* _Work to be completed_: Select from the data all lines with the word "that".

Data entries:
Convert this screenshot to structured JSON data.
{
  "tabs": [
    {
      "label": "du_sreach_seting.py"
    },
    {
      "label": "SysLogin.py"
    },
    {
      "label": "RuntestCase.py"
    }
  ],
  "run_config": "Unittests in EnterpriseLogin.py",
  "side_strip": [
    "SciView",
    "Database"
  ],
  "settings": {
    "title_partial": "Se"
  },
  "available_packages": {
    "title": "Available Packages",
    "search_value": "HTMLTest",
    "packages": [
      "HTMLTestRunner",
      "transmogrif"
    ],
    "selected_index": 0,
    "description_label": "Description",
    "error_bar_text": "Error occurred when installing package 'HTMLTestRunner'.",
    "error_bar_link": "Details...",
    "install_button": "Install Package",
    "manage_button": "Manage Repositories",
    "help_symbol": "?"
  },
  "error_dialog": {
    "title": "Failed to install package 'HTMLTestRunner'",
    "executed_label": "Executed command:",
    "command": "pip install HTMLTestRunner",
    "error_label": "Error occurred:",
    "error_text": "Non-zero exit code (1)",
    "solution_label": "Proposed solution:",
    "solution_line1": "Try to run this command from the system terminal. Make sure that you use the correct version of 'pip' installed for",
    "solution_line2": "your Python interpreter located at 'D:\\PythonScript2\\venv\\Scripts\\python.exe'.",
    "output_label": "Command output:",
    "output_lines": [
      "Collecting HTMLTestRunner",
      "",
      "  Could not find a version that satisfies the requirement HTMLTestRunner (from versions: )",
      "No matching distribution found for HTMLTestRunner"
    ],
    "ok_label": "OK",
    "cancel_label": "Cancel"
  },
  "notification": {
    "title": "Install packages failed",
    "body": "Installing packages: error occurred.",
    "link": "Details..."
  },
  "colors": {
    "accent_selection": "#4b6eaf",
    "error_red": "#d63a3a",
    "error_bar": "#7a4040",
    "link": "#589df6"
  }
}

* _Problem solution_:
    "solution_line1": "Try to run this command from the system terminal. Make sure that you use the correct version of 'pip' installed for",
      "  Could not find a version that satisfies the requirement HTMLTestRunner (from versions: )",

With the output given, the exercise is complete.